Directions for this task: From the St. Louis road log below, transcribe word for word the passage that opens with the words "Days 75 – 80" and closes with "present, right here.)".

Excerpt provided:
* Begin *
Road Logs, Travel

Road Log: Love and __ in St. Louis

I’m slowly writing up the road logs from the first leg of my Adventure. The previous log showed the difficult trip to St. Louis. I was long past all my friends and family—all my “islands”—so I had come out of my shell and learn to make new friends. I found new islands.

Days 75 – 80 Overview (September 19 – 24, 2012): Saint Louis

I’d only been to Saint Louis before on a family trip with an ex (her mom & brother lived there). While it wasn’t a bad memory, I didn’t have any special warmth for the Gateway to the West.

Now I do.

When I finally got to Laurie’s house late in the day 9/19 I was beat. Laurie immediately turned that around—a huge homecooked meal, and two amazing other Couchsurfers to meet! Jenn Verrier, a talented photographer, was on a coast-to-coast picture shooting pilgrimage. And Bill, a computer security freelancer and an old friend of Laurie’s, was in between jaunts to Central America.

(Drew’s note: You can see a wonderful portrait of Laurie, shot by Jenn while I was present, right here.)

We all bonded. The first night I was on the couch, as I was last to arrive and the others had been assigned the bedrooms. I was more than comfortable there.

Over my short time at Laurie’s house, I would come to feel very close to her—she’s a travel lover who gets her fix from hosting travelers, and a proud ambassador of Saint Louis and its great culture scene. And she’s an independent business owner, who I could relate to as a struggling freelancer. But I think we really bonded through food.

I try to be self-sufficient and painless for my hosts, but Laurie insists on cooking big meals (always from scratch). She quickly found out that she could trust me at the stove, and we learned not to doubt each other’s zanier cooking tricks. (Hers: blend carrots into a tomato-based sauce for pizza. Amazing.) We went shopping for ingredients together and developed a warm friendship while I was there.

I was originally scheduled to depart the morning of Sunday, September 23 but ended up staying an extra day (at her insistence!) and leaving Monday 9/24. If it was up to Laurie I would’ve stayed much longer.

Laurie’s two-story townhouse (with patio and herb garden in the back) became my headquarters for the week, but since it’s in the suburbs I also ended up bike-commuting into the city and spending nights with two other hosts during this stay.

Our weird little Couchsurfing family. Laurie, Bill, Jenn, and yours truly.

Our weird little Couchsurfing family. Laurie, Bill, Jenn, and yours truly.

Day 76

Laurie was very understanding that I had to work all day, and Bill did the same right alongside me. While we typed on laptops, Laurie did accounts for her business between frequent trips to the kitchen.

After a long hard day of writing, we went to dinner and night life in Saint Louis. Laurie knew of a great blues bar, and one of her favorite bands was playing at a local club. I didn’t know that Saint Louis was a blues capital; in my ignorance I thought that genre was much farther south. I was soon schooled, and although our venue plans ended up changing many times throughout the night, it was a great time.

At one point I got to bail Laurie out from the misplaced attentions of a rather creepy dance partner. This is a service I’ve come to enjoy performing for my female friends.
* End *
Supplied information:
* Begin *
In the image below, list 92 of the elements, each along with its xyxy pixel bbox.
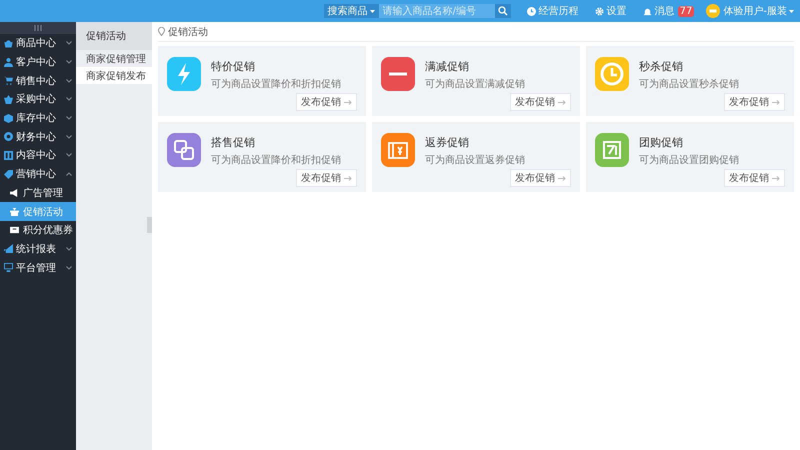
* End *
Answer to the problem:
Days 75 – 80 Overview (September 19 – 24, 2012): Saint Louis

I’d only been to Saint Louis before on a family trip with an ex (her mom & brother lived there). While it wasn’t a bad memory, I didn’t have any special warmth for the Gateway to the West.

Now I do.

When I finally got to Laurie’s house late in the day 9/19 I was beat. Laurie immediately turned that around—a huge homecooked meal, and two amazing other Couchsurfers to meet! Jenn Verrier, a talented photographer, was on a coast-to-coast picture shooting pilgrimage. And Bill, a computer security freelancer and an old friend of Laurie’s, was in between jaunts to Central America.

(Drew’s note: You can see a wonderful portrait of Laurie, shot by Jenn while I was present, right here.)